» **What you will do**: Without the pictures, set down every line of the data exactly.

[Figure content listings]

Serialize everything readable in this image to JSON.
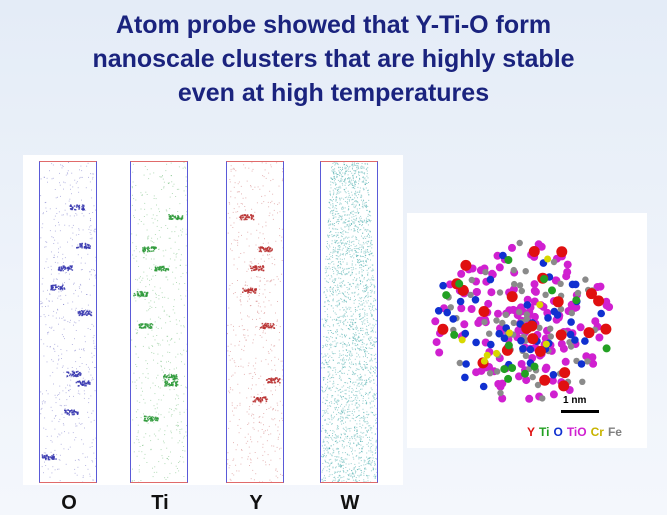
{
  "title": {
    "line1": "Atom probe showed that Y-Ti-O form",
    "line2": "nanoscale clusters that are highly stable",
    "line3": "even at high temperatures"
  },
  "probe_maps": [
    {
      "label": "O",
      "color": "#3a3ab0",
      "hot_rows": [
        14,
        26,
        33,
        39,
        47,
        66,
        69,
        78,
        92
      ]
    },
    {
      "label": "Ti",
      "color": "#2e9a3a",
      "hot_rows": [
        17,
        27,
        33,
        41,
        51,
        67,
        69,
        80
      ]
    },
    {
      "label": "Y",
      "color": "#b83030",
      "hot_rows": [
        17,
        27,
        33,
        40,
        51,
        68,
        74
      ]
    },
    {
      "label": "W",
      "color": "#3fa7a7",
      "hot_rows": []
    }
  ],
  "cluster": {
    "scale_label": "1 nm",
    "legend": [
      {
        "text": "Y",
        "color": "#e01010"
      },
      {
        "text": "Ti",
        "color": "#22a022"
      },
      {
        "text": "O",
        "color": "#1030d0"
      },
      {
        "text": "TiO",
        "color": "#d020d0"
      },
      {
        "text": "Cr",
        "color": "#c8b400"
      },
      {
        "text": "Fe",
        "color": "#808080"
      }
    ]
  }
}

» **Written answer**:
Serialize everything readable in this image to JSON.
{
  "title": {
    "line1": "Atom probe showed that Y-Ti-O form",
    "line2": "nanoscale clusters that are highly stable",
    "line3": "even at high temperatures"
  },
  "probe_maps": [
    {
      "label": "O",
      "color": "#3a3ab0",
      "hot_rows": [
        14,
        26,
        33,
        39,
        47,
        66,
        69,
        78,
        92
      ]
    },
    {
      "label": "Ti",
      "color": "#2e9a3a",
      "hot_rows": [
        17,
        27,
        33,
        41,
        51,
        67,
        69,
        80
      ]
    },
    {
      "label": "Y",
      "color": "#b83030",
      "hot_rows": [
        17,
        27,
        33,
        40,
        51,
        68,
        74
      ]
    },
    {
      "label": "W",
      "color": "#3fa7a7",
      "hot_rows": []
    }
  ],
  "cluster": {
    "scale_label": "1 nm",
    "legend": [
      {
        "text": "Y",
        "color": "#e01010"
      },
      {
        "text": "Ti",
        "color": "#22a022"
      },
      {
        "text": "O",
        "color": "#1030d0"
      },
      {
        "text": "TiO",
        "color": "#d020d0"
      },
      {
        "text": "Cr",
        "color": "#c8b400"
      },
      {
        "text": "Fe",
        "color": "#808080"
      }
    ]
  }
}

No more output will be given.